▸ **GIVEN REQUEST**:
Rewrite the material from its start through the line holding "text-line: fen beruht, welches", inclusive, substituting "text-row" for each "text-line" and leaving everything else unchanged.

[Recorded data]
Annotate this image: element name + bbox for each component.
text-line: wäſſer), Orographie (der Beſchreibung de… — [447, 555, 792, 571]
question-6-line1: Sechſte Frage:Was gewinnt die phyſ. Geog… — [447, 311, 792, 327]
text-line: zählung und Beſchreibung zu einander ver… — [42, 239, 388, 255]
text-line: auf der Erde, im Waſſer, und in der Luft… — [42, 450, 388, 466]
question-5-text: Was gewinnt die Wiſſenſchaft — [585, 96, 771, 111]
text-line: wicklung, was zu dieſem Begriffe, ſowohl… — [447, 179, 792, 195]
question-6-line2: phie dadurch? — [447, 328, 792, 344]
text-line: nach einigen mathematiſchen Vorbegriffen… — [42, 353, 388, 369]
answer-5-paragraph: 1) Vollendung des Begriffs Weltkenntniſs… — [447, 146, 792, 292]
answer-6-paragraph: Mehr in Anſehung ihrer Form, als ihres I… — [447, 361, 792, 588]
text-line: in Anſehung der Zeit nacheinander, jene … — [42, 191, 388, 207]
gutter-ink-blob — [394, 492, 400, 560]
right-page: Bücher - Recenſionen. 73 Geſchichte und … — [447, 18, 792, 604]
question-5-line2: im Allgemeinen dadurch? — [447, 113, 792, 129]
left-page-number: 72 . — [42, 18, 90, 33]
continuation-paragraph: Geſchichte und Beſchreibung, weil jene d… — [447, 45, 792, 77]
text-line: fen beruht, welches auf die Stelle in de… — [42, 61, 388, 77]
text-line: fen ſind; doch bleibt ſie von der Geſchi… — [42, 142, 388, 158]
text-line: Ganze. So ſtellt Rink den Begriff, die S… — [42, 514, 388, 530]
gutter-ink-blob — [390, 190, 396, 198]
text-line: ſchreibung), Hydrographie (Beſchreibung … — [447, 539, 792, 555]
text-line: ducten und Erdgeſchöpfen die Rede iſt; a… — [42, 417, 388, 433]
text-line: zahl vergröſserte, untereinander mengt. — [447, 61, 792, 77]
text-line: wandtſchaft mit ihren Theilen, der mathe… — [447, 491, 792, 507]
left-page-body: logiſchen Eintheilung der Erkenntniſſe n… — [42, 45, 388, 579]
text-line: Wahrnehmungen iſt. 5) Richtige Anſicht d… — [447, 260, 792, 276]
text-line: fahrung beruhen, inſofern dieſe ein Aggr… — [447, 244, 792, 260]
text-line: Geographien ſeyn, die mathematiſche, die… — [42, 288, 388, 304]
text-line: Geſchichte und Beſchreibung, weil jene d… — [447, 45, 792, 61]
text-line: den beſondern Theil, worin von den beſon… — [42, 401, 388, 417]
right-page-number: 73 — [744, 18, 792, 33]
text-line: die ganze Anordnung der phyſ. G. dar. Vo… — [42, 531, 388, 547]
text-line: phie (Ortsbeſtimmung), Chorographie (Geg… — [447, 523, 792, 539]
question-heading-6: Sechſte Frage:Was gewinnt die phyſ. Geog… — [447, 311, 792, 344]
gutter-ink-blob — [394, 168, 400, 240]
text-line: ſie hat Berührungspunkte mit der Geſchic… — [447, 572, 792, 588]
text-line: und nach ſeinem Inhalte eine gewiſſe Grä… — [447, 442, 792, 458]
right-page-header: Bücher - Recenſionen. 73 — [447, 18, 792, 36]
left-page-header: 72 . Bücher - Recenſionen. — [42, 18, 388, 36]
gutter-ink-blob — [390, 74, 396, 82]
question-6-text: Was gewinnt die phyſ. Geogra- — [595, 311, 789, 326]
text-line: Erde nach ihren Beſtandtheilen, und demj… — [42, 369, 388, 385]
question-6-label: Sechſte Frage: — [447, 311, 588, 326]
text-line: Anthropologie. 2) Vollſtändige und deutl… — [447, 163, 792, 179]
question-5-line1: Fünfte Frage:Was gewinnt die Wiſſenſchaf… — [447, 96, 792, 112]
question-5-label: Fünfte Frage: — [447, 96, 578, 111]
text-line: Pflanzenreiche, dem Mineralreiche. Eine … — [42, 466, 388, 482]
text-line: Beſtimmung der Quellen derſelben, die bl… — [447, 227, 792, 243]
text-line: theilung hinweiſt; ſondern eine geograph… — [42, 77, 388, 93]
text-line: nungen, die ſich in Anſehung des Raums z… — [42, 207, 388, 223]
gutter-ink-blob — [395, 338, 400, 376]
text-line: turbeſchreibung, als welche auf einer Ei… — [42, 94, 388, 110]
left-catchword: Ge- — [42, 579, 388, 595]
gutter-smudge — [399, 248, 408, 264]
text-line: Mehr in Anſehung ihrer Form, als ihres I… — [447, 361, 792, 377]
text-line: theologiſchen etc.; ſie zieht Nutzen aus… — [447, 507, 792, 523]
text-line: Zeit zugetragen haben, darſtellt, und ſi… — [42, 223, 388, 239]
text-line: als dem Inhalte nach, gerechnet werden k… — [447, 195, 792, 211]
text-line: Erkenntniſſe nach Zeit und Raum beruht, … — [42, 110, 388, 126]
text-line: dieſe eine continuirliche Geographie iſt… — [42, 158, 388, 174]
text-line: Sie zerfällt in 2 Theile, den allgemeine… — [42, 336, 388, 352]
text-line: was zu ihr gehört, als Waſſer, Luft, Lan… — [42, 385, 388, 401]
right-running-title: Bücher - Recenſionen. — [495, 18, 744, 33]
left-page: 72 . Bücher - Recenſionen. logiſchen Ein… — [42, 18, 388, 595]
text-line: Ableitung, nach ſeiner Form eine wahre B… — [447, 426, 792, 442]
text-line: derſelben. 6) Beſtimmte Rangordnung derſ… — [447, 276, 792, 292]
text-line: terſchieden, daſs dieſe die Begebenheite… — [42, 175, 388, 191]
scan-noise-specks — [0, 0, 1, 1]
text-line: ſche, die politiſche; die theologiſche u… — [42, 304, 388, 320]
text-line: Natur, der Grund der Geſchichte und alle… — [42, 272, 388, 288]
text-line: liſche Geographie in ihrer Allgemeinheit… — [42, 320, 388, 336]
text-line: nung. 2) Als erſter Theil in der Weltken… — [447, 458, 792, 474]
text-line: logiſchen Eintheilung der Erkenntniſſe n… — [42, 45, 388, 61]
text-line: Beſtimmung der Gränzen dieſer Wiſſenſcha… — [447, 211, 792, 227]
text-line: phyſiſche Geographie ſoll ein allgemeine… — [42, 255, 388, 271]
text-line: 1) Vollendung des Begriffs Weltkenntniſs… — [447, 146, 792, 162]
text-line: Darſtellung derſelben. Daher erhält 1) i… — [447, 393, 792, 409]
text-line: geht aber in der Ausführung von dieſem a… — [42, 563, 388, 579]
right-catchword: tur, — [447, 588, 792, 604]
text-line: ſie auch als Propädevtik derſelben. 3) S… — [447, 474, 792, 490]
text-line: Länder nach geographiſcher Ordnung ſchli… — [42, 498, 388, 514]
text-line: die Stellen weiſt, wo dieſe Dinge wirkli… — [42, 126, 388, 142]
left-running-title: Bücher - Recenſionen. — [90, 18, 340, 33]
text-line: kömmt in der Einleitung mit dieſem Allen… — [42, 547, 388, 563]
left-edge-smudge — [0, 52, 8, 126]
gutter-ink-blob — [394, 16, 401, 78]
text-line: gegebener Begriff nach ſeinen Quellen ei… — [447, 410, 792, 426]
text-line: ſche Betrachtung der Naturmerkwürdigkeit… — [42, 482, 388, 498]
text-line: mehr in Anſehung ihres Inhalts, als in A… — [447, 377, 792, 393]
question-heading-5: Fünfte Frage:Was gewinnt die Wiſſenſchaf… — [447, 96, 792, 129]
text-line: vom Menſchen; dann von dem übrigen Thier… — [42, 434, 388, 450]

▸ **TASK RESULT**:
Annotate this image: element name + bbox for each component.
text-row: wäſſer), Orographie (der Beſchreibung de… — [447, 555, 792, 571]
question-6-line1: Sechſte Frage:Was gewinnt die phyſ. Geog… — [447, 311, 792, 327]
text-row: zählung und Beſchreibung zu einander ver… — [42, 239, 388, 255]
text-row: auf der Erde, im Waſſer, und in der Luft… — [42, 450, 388, 466]
question-5-text: Was gewinnt die Wiſſenſchaft — [585, 96, 771, 111]
text-row: wicklung, was zu dieſem Begriffe, ſowohl… — [447, 179, 792, 195]
question-6-line2: phie dadurch? — [447, 328, 792, 344]
text-row: nach einigen mathematiſchen Vorbegriffen… — [42, 353, 388, 369]
answer-5-paragraph: 1) Vollendung des Begriffs Weltkenntniſs… — [447, 146, 792, 292]
answer-6-paragraph: Mehr in Anſehung ihrer Form, als ihres I… — [447, 361, 792, 588]
text-row: in Anſehung der Zeit nacheinander, jene … — [42, 191, 388, 207]
gutter-ink-blob — [394, 492, 400, 560]
right-page: Bücher - Recenſionen. 73 Geſchichte und … — [447, 18, 792, 604]
question-5-line2: im Allgemeinen dadurch? — [447, 113, 792, 129]
left-page-number: 72 . — [42, 18, 90, 33]
continuation-paragraph: Geſchichte und Beſchreibung, weil jene d… — [447, 45, 792, 77]
text-row: fen beruht, welches auf die Stelle in de… — [42, 61, 388, 77]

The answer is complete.